*** Passage shown ***

In this study, we evaluated and compared three modified DNA extraction protocols in extracting amplifiable DNA from different parts of authentic rosewood (Dalbergia and Pterocarpus) and agarwood (Aquilaria) samples, and applied the best DNA extraction protocol on processed commercial wood products which were labelled as rosewood and agarwood. We also demonstrated the use of DNA mini-barcoding with multi-loci combination with reference library for identifying the species of authentic wood samples and commercial wood products. The outcome of this study provides a suitable identification method for rosewood and agarwood timber logs and processed products, facilitating the forensic timber identification and the enforcement of CITES control and benefiting conservation and forest protection.

Materials and methods

Sources of samples

In this study, 12 authentic wood samples of Aquilaria, Dalbergia and Pterocarpus were from the collection of Shiu-Ying Hu Herbarium and donations of Agriculture, Fisheries and Conservation Department of the Hong Kong Special Administrative Region Government (AFCD of HKSAR Government). For commercial wood products, four samples were donated by AFCD of HKSAR Government and six samples were purchased from local retail stores, either ordered online or bought from physical stores. Leaf and twig samples were also collected as positive controls during amplification and for generating reliable reference barcode sequences. These samples were collected from Hong Kong by the staff members of Shiu-Ying Hu Herbarium of The Chinese University of Hong Kong with deposited voucher specimens. The collections are permitted under the Permission to Make Field Collection for Research Purpose issued by AFCD of HKSAR Government. Two samples, namely KFBG_7521 and KFBG_9203, were sampled from the living individuals cultivated in Kadoorie Farm & Botanic Garden in Hong Kong on 25th September, 2019. All collections are permitted and legal in Hong Kong. Details of collected authentic wood samples, commercial wood products and reference leaf and twig samples are listed in Tables 1, 2 and Supplementary Table S1, respectively. Figure S1 shows the photos of the authentic wood samples, with different sampled parts annotated. Photos of the commercial wood products are shown in Fig. S2.

*** End of Passage shown ***
*** Dataset entries ***

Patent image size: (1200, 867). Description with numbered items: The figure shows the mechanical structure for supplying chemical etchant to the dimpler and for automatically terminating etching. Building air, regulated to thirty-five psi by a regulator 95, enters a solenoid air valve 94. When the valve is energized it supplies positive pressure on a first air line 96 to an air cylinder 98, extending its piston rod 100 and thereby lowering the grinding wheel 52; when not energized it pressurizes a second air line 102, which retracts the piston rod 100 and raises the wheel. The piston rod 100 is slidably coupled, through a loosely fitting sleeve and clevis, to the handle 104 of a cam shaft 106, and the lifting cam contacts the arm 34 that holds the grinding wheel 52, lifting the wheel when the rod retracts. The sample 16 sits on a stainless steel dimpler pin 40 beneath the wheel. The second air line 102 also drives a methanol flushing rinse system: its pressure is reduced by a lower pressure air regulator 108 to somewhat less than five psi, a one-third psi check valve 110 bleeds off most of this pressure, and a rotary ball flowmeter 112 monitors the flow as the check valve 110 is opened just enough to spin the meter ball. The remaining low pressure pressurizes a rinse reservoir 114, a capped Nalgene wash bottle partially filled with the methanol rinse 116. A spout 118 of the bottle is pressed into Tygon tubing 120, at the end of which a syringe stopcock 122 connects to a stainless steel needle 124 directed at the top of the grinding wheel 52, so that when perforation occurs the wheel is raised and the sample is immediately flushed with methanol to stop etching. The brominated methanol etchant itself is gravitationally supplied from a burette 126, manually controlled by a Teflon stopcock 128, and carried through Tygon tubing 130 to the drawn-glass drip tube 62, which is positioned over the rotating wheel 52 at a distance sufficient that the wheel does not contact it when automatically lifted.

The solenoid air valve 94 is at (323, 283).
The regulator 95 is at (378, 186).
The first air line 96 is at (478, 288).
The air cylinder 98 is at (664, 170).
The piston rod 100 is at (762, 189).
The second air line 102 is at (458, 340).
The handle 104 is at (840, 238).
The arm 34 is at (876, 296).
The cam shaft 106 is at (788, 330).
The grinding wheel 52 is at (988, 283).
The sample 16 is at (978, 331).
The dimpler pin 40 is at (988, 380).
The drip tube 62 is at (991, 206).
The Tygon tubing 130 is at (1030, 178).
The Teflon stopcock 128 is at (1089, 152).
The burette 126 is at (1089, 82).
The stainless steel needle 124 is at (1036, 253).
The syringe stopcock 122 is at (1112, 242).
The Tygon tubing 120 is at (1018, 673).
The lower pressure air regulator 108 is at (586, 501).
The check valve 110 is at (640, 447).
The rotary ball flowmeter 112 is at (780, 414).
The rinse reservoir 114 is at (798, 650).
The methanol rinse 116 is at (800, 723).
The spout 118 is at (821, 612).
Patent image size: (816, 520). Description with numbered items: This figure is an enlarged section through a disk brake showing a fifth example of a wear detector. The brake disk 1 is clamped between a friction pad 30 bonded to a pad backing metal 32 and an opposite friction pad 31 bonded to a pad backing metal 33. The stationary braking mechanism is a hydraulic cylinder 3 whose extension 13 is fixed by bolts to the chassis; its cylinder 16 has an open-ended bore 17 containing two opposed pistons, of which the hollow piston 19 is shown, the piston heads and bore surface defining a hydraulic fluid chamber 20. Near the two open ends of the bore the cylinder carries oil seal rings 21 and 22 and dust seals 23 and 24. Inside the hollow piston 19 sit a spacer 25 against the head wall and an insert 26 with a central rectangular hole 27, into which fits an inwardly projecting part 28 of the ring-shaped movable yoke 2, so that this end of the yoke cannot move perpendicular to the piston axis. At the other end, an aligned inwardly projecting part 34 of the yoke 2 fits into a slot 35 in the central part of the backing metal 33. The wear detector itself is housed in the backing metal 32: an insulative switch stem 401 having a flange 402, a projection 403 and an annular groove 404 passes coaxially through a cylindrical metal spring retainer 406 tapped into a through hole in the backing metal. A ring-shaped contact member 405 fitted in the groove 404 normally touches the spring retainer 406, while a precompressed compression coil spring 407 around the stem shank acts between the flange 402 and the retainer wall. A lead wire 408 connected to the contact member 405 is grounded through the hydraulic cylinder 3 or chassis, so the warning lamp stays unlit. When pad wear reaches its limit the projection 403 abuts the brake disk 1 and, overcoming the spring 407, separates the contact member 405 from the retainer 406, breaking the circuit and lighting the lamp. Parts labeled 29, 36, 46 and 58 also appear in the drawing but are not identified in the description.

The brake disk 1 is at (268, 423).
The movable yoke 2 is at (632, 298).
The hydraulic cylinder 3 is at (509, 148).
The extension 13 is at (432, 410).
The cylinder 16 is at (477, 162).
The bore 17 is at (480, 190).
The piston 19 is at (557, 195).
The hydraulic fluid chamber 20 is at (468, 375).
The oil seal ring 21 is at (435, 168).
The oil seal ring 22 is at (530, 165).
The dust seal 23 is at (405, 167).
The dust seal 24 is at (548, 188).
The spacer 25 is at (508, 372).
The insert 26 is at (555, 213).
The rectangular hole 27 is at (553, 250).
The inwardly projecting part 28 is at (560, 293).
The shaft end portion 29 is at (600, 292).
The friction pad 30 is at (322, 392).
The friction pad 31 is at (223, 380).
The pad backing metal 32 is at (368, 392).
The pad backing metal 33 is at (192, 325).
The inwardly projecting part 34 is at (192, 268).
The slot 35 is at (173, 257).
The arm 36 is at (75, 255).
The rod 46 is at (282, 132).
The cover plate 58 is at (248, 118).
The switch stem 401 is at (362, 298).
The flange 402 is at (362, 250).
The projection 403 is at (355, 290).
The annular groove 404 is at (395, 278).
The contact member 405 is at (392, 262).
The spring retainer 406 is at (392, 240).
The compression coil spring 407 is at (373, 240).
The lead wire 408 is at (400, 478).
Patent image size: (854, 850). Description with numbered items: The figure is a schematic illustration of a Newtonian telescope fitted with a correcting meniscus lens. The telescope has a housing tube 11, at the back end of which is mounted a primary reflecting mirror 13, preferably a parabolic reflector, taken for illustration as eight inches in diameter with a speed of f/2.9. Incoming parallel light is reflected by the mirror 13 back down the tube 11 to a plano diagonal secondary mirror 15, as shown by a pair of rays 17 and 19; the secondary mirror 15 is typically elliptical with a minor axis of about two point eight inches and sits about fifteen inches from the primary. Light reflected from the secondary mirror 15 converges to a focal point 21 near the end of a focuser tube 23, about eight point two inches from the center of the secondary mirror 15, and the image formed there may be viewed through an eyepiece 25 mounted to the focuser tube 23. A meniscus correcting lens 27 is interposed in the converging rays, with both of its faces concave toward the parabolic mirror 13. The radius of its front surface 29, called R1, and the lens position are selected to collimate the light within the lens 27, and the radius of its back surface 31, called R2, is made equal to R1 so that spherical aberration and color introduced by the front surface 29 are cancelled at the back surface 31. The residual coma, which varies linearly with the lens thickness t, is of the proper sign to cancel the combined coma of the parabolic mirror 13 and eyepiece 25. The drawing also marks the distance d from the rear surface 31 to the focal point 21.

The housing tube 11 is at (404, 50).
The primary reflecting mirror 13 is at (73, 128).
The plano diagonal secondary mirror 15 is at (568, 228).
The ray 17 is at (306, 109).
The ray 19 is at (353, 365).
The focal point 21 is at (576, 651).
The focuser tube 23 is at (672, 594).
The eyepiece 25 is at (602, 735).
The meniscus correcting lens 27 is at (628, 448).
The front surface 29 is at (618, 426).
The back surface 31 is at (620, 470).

*** End of Dataset entries ***

--- Questions on the material ---
- 1) From the study excerpt, quote the stretch from "In this study, we" through "and forest protection.".
- 2) Summarize the study excerpt in two sentences.
- 3) In the study excerpt, rewrite the paragraph beginning "In this study, 12 authentic wood samples" as a bulleted list that keeps its main facts.

--- Solved tasks ---
- 1)
In this study, we evaluated and compared three modified DNA extraction protocols in extracting amplifiable DNA from different parts of authentic rosewood (Dalbergia and Pterocarpus) and agarwood (Aquilaria) samples, and applied the best DNA extraction protocol on processed commercial wood products which were labelled as rosewood and agarwood. We also demonstrated the use of DNA mini-barcoding with multi-loci combination with reference library for identifying the species of authentic wood samples and commercial wood products. The outcome of this study provides a suitable identification method for rosewood and agarwood timber logs and processed products, facilitating the forensic timber identification and the enforcement of CITES control and benefiting conservation and forest protection.

- 2) The study compared three modified DNA extraction protocols on different parts of authentic rosewood (Dalbergia and Pterocarpus) and agarwood (Aquilaria) samples, applied the best one to commercial wood products labelled as rosewood and agarwood, and demonstrated DNA mini-barcoding with a multi-loci combination and a reference library to identify species. The samples were 12 authentic wood samples from the Shiu-Ying Hu Herbarium collection and AFCD donations, ten commercial wood products that were either donated by AFCD or bought from local retail stores, and leaf and twig samples collected in Hong Kong to serve as positive controls and to generate reference barcode sequences.

- 3)
- Authentic wood: 12 samples of Aquilaria, Dalbergia and Pterocarpus, from the Shiu-Ying Hu Herbarium collection and from donations by AFCD of HKSAR Government.
- Commercial wood products: four samples donated by AFCD and six purchased from local retail stores, either online or in physical stores.
- Leaf and twig samples: used as positive controls during amplification and for generating reliable reference barcode sequences. Herbarium staff of The Chinese University of Hong Kong collected them in Hong Kong and deposited voucher specimens.
- Permits: collections were made under AFCD's Permission to Make Field Collection for Research Purpose. All collections are permitted and legal in Hong Kong.
- Two samples, KFBG_7521 and KFBG_9203, were taken from living individuals cultivated in Kadoorie Farm & Botanic Garden on 25th September, 2019.
- Sample details: Tables 1 and 2 and Supplementary Table S1. Photos: Fig. S1 (authentic wood, with sampled parts annotated) and Fig. S2 (commercial products).